Dataset rows:
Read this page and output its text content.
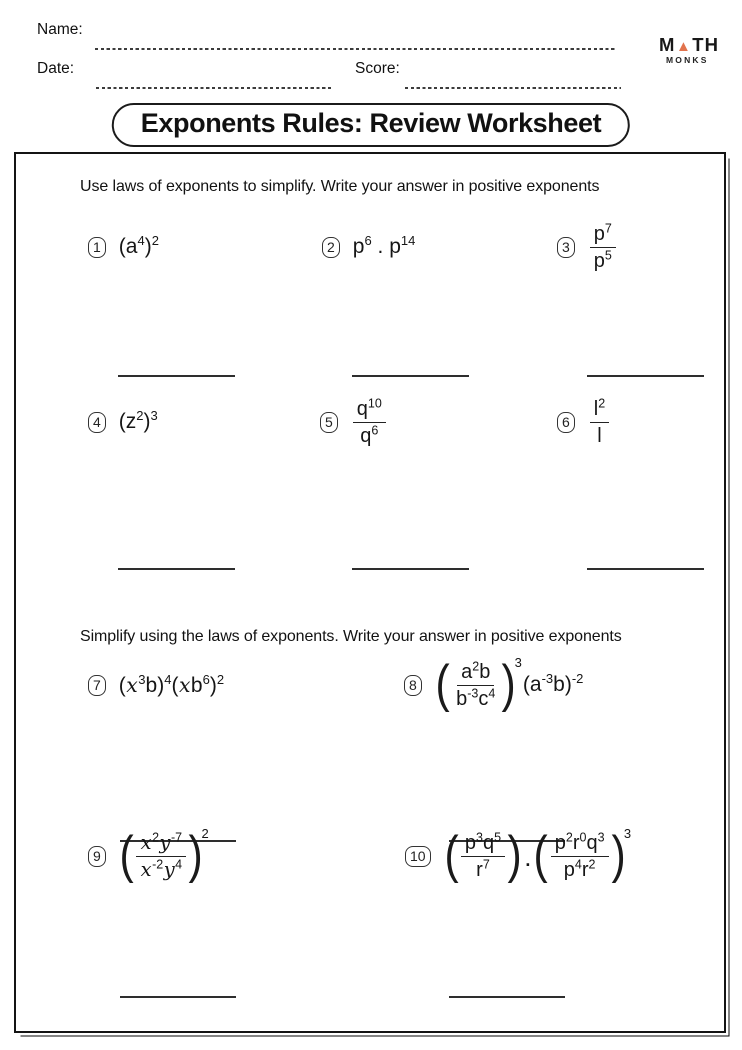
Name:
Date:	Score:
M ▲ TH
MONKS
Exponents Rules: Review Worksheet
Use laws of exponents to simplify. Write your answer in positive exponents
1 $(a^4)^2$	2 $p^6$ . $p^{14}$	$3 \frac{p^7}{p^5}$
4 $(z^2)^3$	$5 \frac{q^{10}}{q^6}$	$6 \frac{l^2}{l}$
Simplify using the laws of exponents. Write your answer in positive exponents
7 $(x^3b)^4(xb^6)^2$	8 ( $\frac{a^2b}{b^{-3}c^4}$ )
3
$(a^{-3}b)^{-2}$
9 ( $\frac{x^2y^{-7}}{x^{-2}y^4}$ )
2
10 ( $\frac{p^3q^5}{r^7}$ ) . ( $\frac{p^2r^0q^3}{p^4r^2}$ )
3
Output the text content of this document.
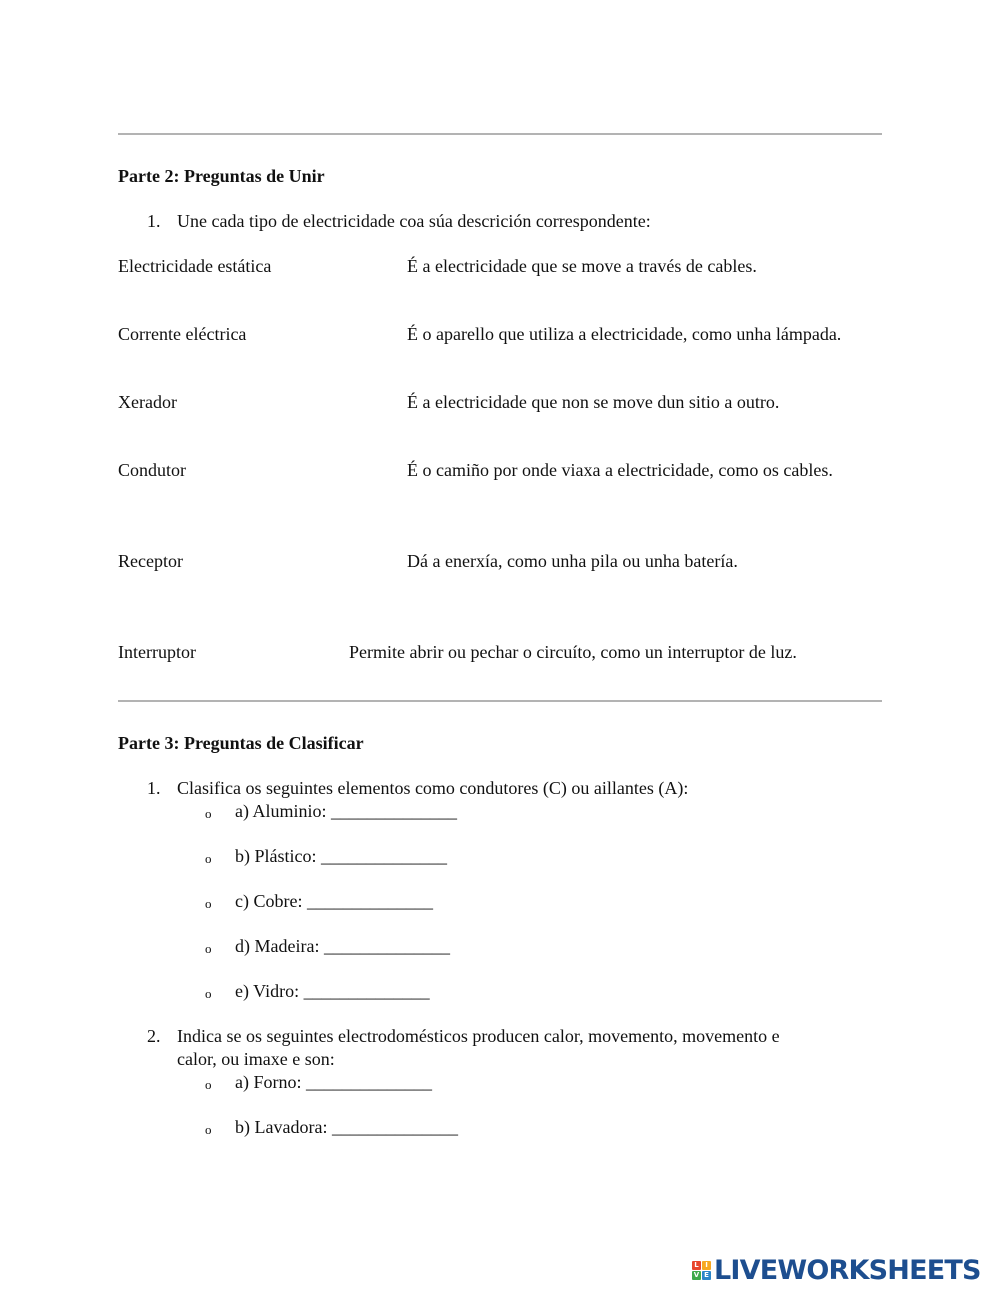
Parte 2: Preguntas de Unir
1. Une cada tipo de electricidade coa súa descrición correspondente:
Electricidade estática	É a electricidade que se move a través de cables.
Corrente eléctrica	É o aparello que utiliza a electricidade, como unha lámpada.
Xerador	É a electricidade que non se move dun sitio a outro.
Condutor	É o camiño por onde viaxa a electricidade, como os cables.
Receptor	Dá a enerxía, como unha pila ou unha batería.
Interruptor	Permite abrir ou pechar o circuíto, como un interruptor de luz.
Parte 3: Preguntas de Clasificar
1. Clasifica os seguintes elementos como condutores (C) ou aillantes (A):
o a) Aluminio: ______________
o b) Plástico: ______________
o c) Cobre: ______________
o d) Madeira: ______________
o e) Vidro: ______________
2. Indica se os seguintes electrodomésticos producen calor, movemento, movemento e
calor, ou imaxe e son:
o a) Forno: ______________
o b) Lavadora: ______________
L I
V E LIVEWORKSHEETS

---

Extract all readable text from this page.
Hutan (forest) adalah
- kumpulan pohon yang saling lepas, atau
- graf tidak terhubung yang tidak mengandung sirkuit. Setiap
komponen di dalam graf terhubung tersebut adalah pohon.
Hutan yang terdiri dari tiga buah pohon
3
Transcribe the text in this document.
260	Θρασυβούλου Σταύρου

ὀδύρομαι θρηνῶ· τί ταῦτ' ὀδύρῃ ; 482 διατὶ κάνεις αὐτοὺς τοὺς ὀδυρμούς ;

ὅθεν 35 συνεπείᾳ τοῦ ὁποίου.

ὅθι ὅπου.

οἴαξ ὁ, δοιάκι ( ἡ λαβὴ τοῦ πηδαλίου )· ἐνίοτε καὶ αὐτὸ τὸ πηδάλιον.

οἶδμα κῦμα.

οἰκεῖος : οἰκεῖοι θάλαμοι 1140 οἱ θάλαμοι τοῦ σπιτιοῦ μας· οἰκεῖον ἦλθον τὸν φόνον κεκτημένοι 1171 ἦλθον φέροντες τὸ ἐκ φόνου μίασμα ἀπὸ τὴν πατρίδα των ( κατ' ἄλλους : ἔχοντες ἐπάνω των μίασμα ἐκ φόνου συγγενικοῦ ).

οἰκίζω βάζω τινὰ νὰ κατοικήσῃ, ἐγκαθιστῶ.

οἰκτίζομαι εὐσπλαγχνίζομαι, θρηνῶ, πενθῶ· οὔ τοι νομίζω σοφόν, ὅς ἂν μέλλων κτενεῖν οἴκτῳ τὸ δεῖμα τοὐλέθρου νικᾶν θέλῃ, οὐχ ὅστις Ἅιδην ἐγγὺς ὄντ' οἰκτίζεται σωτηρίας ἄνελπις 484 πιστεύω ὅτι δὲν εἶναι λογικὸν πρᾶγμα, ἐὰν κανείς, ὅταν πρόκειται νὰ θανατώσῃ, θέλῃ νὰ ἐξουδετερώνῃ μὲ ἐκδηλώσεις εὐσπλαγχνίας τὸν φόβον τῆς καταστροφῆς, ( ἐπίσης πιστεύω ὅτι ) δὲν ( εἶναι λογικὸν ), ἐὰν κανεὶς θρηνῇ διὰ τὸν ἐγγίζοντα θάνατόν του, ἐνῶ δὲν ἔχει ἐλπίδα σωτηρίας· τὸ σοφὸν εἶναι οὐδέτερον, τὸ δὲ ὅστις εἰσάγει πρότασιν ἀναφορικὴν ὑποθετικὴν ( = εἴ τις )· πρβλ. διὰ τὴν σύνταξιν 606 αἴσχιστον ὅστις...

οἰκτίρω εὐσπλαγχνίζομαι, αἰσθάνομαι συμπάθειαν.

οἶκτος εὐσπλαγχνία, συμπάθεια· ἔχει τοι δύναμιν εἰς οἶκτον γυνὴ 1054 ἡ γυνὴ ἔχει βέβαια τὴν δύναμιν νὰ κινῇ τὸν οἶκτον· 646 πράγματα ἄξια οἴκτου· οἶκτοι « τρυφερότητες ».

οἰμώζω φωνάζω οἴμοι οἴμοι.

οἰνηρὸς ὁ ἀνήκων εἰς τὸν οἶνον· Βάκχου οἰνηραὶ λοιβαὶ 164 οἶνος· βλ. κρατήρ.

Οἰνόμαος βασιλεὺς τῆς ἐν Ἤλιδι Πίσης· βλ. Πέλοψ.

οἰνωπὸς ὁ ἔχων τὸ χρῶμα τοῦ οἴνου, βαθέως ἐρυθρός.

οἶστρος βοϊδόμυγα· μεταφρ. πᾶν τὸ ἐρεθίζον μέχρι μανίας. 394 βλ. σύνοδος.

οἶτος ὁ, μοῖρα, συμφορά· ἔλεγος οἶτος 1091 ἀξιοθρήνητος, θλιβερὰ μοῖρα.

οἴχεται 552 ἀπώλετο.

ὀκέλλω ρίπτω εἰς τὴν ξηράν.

---

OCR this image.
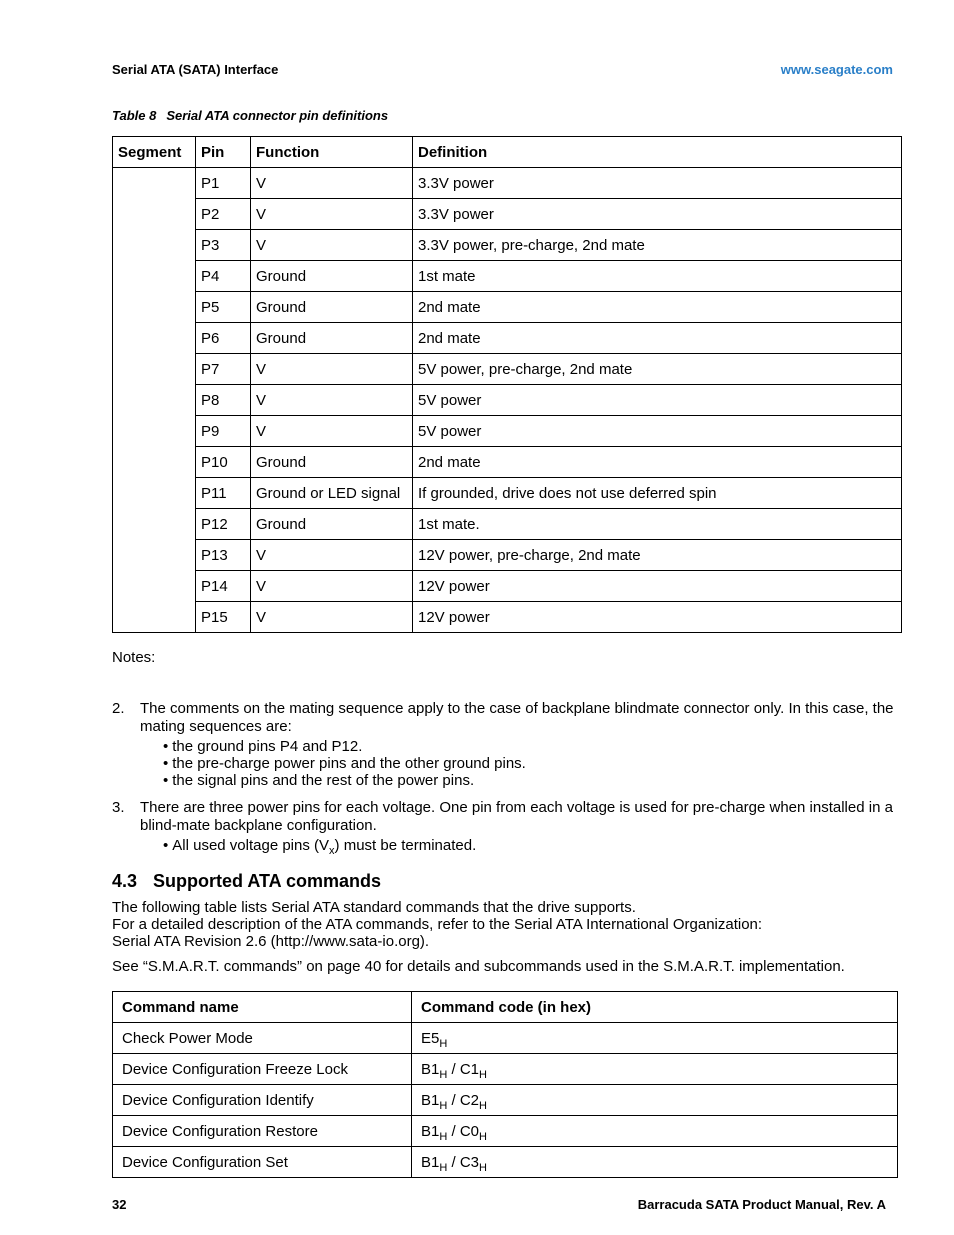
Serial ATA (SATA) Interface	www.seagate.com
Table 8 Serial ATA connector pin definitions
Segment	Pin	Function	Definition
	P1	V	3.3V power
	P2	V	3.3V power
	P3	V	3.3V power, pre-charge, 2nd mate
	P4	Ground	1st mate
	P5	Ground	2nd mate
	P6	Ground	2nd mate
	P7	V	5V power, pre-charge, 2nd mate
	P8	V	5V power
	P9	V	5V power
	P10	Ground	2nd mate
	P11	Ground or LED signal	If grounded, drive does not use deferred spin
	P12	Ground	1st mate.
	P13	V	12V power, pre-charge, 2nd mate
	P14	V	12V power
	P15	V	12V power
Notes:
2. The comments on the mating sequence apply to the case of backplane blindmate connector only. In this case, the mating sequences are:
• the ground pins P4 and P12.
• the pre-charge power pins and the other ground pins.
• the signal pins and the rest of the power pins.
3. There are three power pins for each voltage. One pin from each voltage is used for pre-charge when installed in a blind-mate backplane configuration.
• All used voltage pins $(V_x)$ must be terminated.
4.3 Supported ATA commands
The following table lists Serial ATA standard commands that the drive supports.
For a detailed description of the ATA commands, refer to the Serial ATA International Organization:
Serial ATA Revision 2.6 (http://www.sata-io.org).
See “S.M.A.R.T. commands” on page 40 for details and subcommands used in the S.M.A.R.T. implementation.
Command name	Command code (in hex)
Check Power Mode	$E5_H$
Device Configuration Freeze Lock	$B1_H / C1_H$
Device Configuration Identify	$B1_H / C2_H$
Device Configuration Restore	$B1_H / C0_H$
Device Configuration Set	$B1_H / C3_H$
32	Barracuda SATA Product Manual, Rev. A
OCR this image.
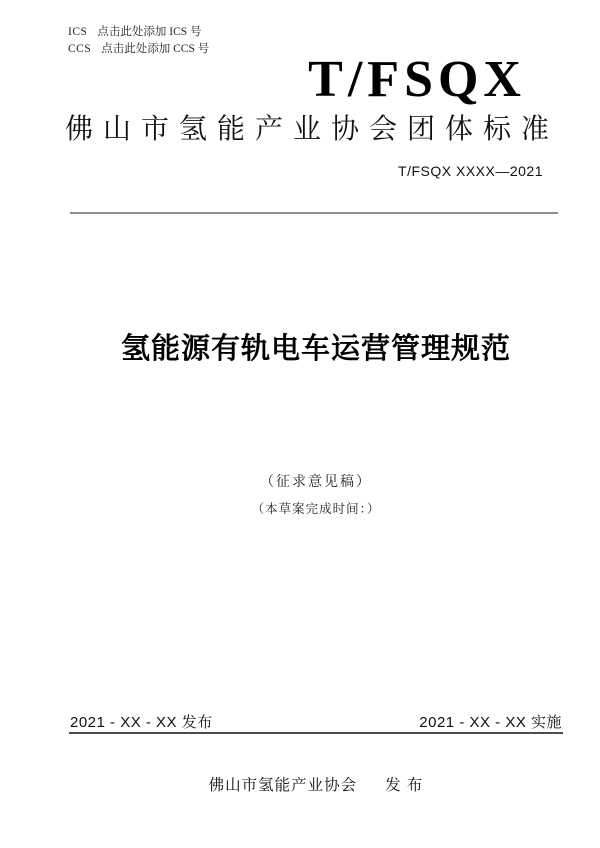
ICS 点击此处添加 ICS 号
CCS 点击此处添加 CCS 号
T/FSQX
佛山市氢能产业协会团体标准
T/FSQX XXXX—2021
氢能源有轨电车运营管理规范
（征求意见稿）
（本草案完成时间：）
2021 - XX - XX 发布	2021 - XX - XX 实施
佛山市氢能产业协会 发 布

*Problem to solve*:
Give the number of lines where the string "your" occurs, without any further text.

*Completed task*:
2